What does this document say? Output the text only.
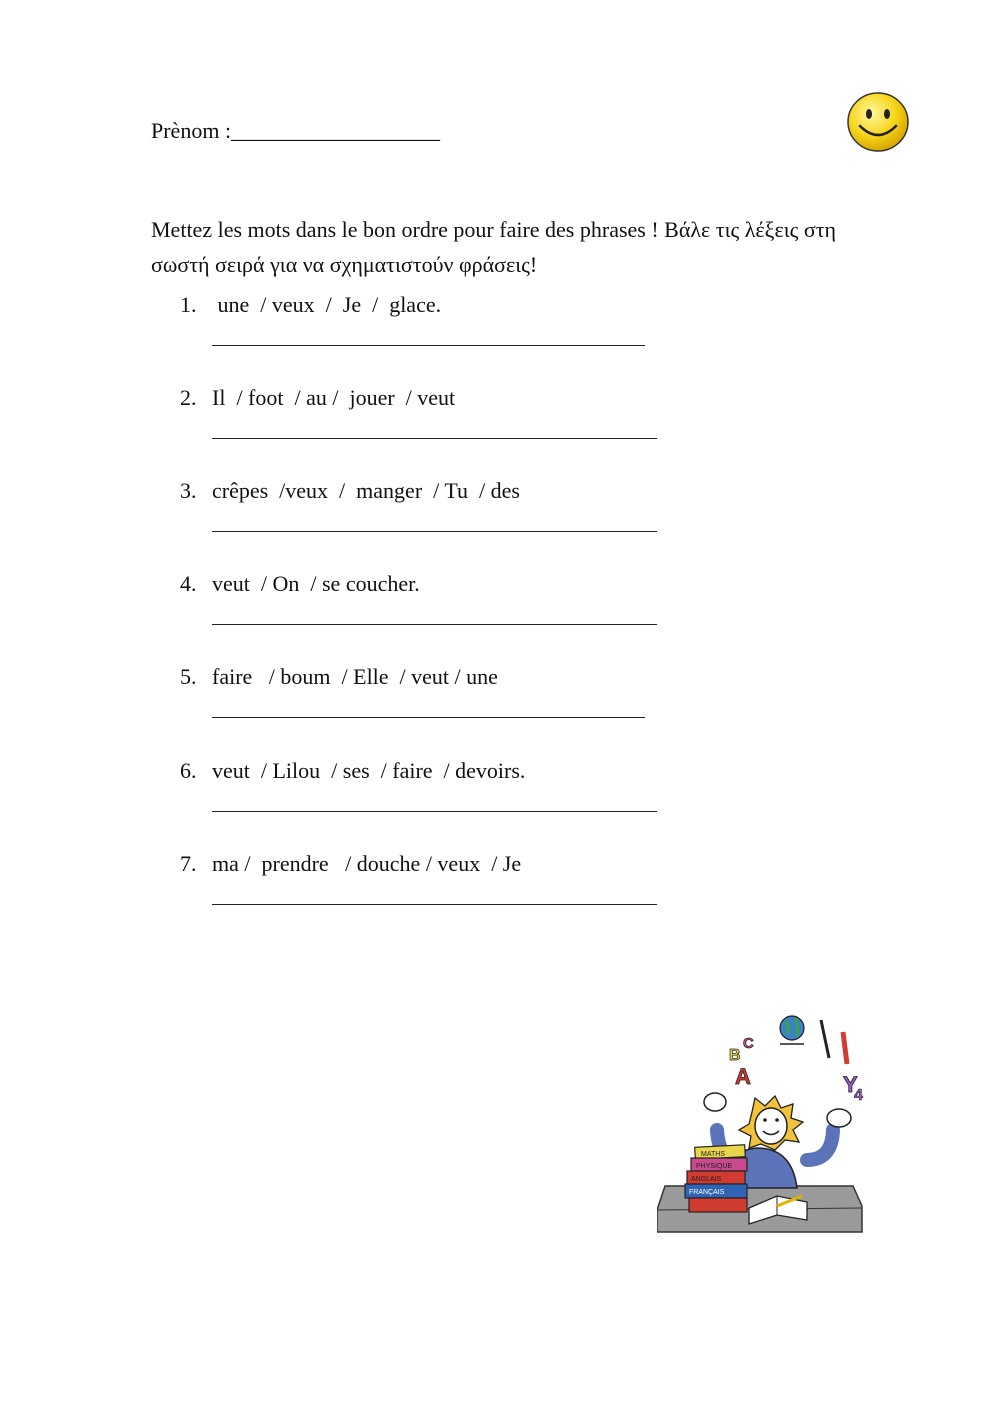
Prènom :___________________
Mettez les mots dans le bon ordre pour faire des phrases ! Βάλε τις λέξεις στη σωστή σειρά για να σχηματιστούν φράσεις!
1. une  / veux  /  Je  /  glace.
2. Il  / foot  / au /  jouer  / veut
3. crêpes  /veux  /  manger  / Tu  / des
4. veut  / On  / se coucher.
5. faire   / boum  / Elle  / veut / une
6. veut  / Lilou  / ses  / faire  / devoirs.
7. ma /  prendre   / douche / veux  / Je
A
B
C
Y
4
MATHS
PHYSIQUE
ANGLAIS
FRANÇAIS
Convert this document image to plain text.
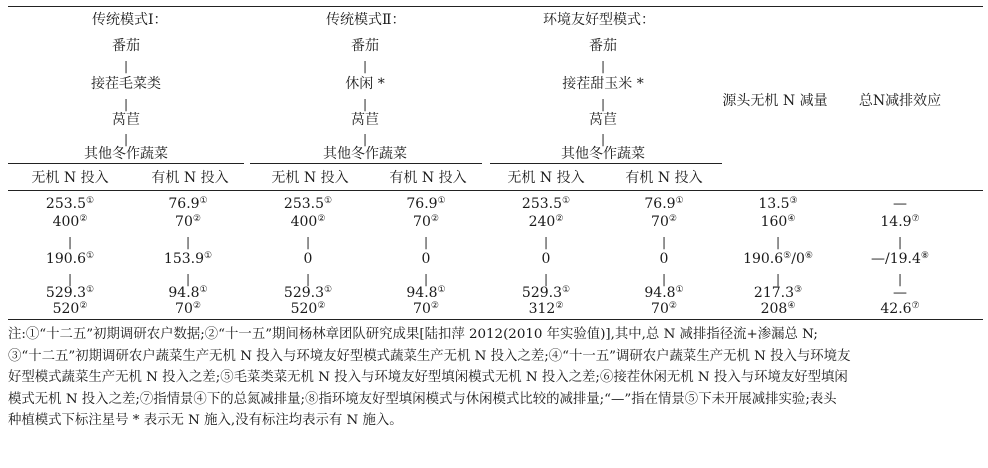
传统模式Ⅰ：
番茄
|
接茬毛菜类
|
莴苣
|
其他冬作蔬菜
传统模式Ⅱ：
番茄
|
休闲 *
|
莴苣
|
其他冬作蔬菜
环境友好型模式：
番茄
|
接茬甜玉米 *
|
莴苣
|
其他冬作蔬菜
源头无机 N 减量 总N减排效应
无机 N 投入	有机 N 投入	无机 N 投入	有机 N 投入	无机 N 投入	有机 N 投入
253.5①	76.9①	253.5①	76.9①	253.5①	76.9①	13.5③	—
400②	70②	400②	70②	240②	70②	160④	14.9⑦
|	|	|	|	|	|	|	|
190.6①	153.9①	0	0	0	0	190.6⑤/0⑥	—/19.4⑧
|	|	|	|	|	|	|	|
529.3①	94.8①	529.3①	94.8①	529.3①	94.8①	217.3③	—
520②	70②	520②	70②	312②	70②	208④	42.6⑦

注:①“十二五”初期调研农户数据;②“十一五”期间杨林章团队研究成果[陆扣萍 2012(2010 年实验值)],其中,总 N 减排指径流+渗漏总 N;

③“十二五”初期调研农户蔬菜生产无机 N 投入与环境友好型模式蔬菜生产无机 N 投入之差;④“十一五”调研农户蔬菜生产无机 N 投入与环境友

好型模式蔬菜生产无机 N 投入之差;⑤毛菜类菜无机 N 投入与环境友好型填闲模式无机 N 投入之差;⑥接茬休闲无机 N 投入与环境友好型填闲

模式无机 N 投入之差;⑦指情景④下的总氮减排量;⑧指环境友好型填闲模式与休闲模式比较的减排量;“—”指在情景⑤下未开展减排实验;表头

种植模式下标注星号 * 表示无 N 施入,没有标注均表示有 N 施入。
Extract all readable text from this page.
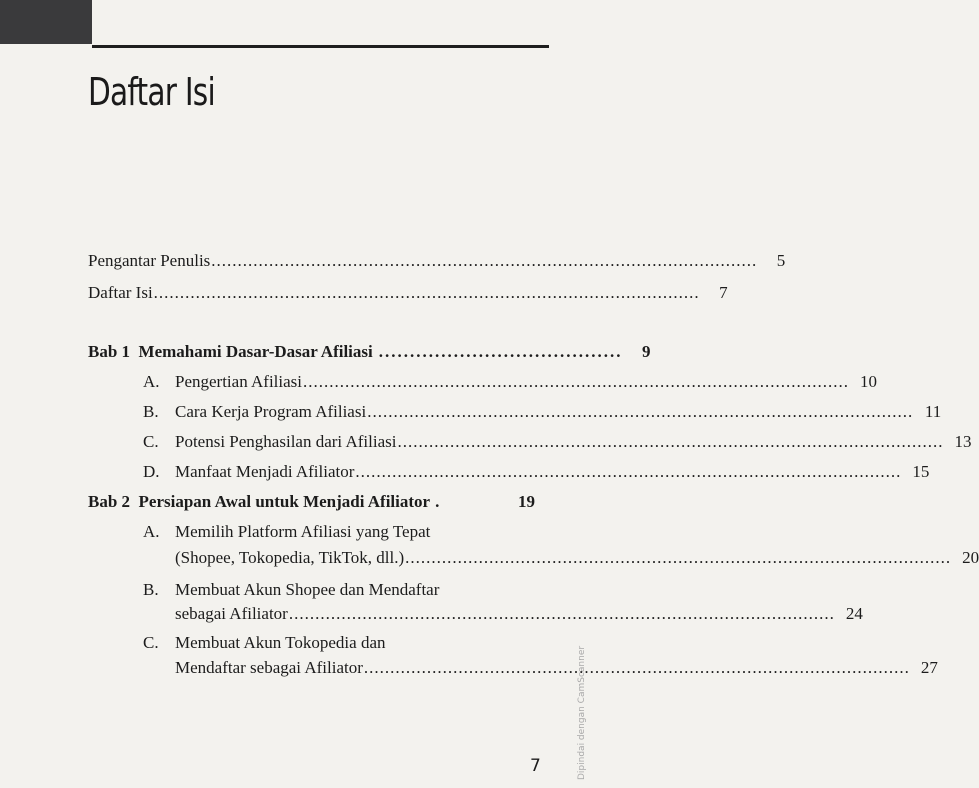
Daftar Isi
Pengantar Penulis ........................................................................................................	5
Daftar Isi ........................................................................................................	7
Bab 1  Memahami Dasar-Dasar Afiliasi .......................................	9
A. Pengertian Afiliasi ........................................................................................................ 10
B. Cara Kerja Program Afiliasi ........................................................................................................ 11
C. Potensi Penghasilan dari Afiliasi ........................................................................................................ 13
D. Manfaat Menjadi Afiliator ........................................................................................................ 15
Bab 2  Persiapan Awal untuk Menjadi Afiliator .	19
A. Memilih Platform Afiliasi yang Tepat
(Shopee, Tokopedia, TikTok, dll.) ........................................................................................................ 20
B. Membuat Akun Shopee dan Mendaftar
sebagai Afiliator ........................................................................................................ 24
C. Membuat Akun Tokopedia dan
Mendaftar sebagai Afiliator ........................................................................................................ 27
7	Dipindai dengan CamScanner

_ _ _

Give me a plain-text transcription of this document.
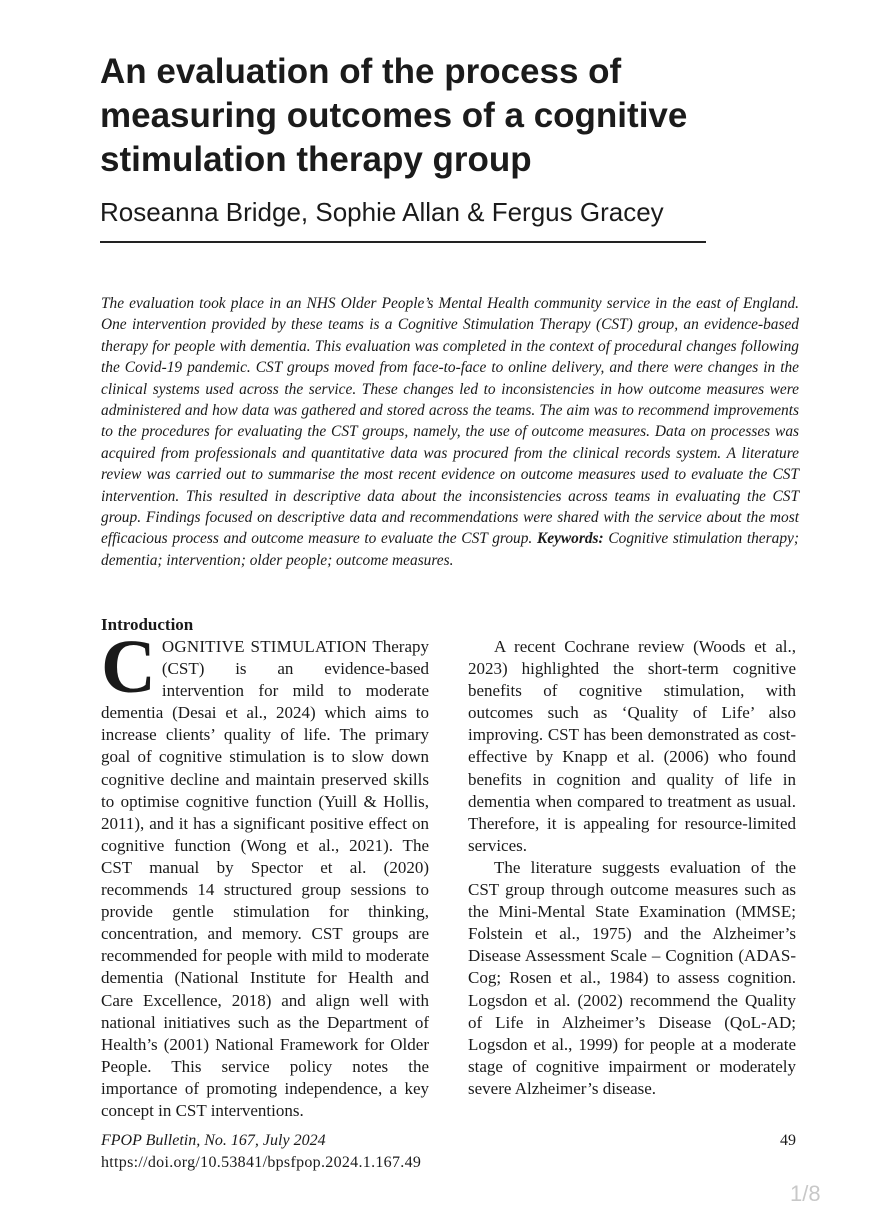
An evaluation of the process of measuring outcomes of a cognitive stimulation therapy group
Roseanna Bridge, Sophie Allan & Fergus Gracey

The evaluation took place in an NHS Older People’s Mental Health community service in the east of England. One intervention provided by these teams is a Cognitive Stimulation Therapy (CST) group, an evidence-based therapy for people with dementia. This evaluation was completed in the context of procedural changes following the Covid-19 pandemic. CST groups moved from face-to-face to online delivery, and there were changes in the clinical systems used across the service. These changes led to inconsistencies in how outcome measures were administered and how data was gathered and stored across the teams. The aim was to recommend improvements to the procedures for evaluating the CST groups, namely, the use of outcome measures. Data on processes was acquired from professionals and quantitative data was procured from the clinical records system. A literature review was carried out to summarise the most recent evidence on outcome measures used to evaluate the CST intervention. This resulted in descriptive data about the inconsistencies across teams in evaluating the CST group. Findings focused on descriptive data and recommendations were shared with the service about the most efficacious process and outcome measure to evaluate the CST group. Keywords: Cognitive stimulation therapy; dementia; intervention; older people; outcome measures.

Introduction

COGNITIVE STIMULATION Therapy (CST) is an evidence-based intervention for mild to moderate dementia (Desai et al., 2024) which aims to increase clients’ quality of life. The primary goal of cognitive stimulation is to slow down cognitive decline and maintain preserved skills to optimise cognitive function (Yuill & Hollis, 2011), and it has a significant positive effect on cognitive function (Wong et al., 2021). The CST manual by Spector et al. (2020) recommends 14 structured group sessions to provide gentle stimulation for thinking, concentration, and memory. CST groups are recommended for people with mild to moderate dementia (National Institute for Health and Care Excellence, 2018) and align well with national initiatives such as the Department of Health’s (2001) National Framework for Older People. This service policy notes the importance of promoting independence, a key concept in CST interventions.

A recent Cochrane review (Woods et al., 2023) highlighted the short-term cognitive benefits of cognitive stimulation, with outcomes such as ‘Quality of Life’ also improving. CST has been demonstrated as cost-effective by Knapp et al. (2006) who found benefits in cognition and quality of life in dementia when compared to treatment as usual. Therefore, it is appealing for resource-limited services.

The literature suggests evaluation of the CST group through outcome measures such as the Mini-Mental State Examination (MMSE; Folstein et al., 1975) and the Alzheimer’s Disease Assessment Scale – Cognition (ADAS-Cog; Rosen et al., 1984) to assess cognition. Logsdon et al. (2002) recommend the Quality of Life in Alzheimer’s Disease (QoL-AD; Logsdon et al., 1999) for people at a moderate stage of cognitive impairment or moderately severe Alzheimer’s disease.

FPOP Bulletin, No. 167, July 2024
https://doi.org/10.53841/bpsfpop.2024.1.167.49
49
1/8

_ _ _

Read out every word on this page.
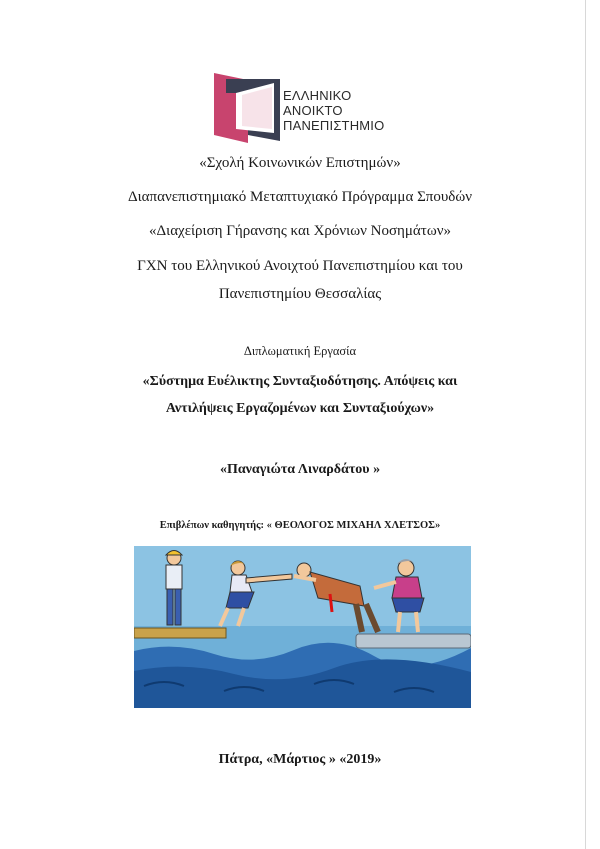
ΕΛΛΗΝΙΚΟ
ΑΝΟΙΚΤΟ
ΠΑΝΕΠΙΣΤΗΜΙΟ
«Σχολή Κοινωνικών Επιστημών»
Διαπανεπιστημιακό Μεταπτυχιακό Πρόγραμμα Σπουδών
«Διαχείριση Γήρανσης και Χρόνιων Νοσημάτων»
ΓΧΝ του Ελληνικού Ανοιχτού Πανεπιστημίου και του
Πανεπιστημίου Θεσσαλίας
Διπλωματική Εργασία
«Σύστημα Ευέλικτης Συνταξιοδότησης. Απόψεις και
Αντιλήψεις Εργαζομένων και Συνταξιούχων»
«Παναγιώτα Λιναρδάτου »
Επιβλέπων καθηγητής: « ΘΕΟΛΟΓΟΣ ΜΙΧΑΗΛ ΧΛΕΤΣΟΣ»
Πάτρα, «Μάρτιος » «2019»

_ _ _

● Task objective
Copy every line above in which the string "outcomes" shows up.

● The output
An evaluation of the process of measuring outcomes of a cognitive stimulation therapy group
A recent Cochrane review (Woods et al., 2023) highlighted the short-term cognitive benefits of cognitive stimulation, with outcomes such as ‘Quality of Life’ also improving. CST has been demonstrated as cost-effective by Knapp et al. (2006) who found benefits in cognition and quality of life in dementia when compared to treatment as usual. Therefore, it is appealing for resource-limited services.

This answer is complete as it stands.